§ **Your instructions**
Pictures in the records should not be copied, but every other part must be repeated exactly.

§ **Provided data**
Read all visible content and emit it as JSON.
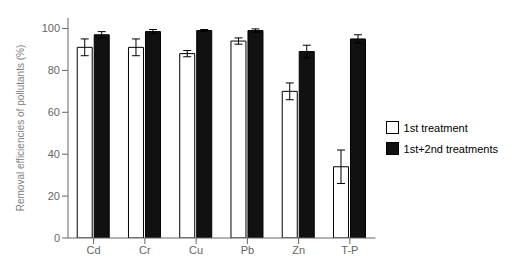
{
  "chart_data": {
    "type": "bar",
    "categories": [
      "Cd",
      "Cr",
      "Cu",
      "Pb",
      "Zn",
      "T-P"
    ],
    "series": [
      {
        "name": "1st treatment",
        "color": "#ffffff",
        "values": [
          91,
          91,
          88,
          94,
          70,
          34
        ],
        "errors": [
          4,
          4,
          1.5,
          1.5,
          4,
          8
        ]
      },
      {
        "name": "1st+2nd treatments",
        "color": "#111111",
        "values": [
          97,
          98.5,
          99,
          99,
          89,
          95
        ],
        "errors": [
          1.5,
          1.0,
          0.5,
          0.8,
          3,
          2
        ]
      }
    ],
    "ylabel": "Removal efficiencies of pollutants (%)",
    "ylim": [
      0,
      105
    ],
    "yticks": [
      0,
      20,
      40,
      60,
      80,
      100
    ],
    "grid": false,
    "legend": "right"
  }
}
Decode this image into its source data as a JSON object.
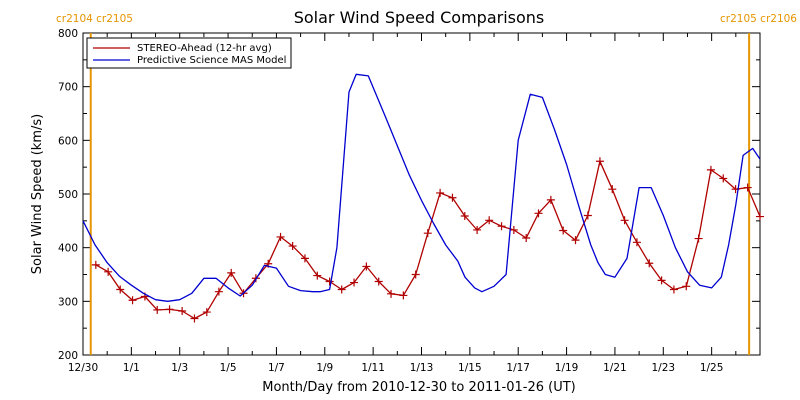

§ **Final result**
Read all visible content and emit it as JSON.
{
  "chart_data": {
    "type": "bar",
    "categories": [
      "Cd",
      "Cr",
      "Cu",
      "Pb",
      "Zn",
      "T-P"
    ],
    "series": [
      {
        "name": "1st treatment",
        "color": "#ffffff",
        "values": [
          91,
          91,
          88,
          94,
          70,
          34
        ],
        "errors": [
          4,
          4,
          1.5,
          1.5,
          4,
          8
        ]
      },
      {
        "name": "1st+2nd treatments",
        "color": "#111111",
        "values": [
          97,
          98.5,
          99,
          99,
          89,
          95
        ],
        "errors": [
          1.5,
          1.0,
          0.5,
          0.8,
          3,
          2
        ]
      }
    ],
    "ylabel": "Removal efficiencies of pollutants (%)",
    "ylim": [
      0,
      105
    ],
    "yticks": [
      0,
      20,
      40,
      60,
      80,
      100
    ],
    "grid": false,
    "legend": "right"
  }
}
Decode this image into its source data as a JSON object.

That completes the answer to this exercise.